The request: Below are records to be output exactly, every one of them.

Given entries:
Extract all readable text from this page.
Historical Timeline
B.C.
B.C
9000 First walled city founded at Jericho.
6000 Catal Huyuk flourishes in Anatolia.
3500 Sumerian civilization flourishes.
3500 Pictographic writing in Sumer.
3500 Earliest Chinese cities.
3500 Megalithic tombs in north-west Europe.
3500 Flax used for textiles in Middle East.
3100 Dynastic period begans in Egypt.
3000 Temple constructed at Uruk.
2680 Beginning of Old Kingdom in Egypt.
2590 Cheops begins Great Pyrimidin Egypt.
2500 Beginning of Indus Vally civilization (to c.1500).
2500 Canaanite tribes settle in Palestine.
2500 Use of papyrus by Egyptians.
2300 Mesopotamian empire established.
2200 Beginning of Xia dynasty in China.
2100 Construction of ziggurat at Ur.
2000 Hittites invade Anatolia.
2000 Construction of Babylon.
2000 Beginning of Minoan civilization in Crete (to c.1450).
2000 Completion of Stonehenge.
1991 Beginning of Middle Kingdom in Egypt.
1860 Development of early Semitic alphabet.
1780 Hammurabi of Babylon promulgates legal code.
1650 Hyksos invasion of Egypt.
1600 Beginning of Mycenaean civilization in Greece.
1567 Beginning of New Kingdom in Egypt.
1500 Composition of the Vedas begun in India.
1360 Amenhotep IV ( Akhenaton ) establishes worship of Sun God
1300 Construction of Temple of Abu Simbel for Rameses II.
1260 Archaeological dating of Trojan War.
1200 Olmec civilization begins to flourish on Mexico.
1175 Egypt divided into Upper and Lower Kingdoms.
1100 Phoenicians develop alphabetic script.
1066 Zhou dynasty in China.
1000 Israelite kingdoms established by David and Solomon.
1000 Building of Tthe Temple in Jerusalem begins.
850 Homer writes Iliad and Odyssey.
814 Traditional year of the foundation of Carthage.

Written answer:
Extract all readable text from this page.
Historical Timeline
B.C.
B.C
9000 First walled city founded at Jericho.
6000 Catal Huyuk flourishes in Anatolia.
3500 Sumerian civilization flourishes.
3500 Pictographic writing in Sumer.
3500 Earliest Chinese cities.
3500 Megalithic tombs in north-west Europe.
3500 Flax used for textiles in Middle East.
3100 Dynastic period begans in Egypt.
3000 Temple constructed at Uruk.
2680 Beginning of Old Kingdom in Egypt.
2590 Cheops begins Great Pyrimidin Egypt.
2500 Beginning of Indus Vally civilization (to c.1500).
2500 Canaanite tribes settle in Palestine.
2500 Use of papyrus by Egyptians.
2300 Mesopotamian empire established.
2200 Beginning of Xia dynasty in China.
2100 Construction of ziggurat at Ur.
2000 Hittites invade Anatolia.
2000 Construction of Babylon.
2000 Beginning of Minoan civilization in Crete (to c.1450).
2000 Completion of Stonehenge.
1991 Beginning of Middle Kingdom in Egypt.
1860 Development of early Semitic alphabet.
1780 Hammurabi of Babylon promulgates legal code.
1650 Hyksos invasion of Egypt.
1600 Beginning of Mycenaean civilization in Greece.
1567 Beginning of New Kingdom in Egypt.
1500 Composition of the Vedas begun in India.
1360 Amenhotep IV ( Akhenaton ) establishes worship of Sun God
1300 Construction of Temple of Abu Simbel for Rameses II.
1260 Archaeological dating of Trojan War.
1200 Olmec civilization begins to flourish on Mexico.
1175 Egypt divided into Upper and Lower Kingdoms.
1100 Phoenicians develop alphabetic script.
1066 Zhou dynasty in China.
1000 Israelite kingdoms established by David and Solomon.
1000 Building of Tthe Temple in Jerusalem begins.
850 Homer writes Iliad and Odyssey.
814 Traditional year of the foundation of Carthage.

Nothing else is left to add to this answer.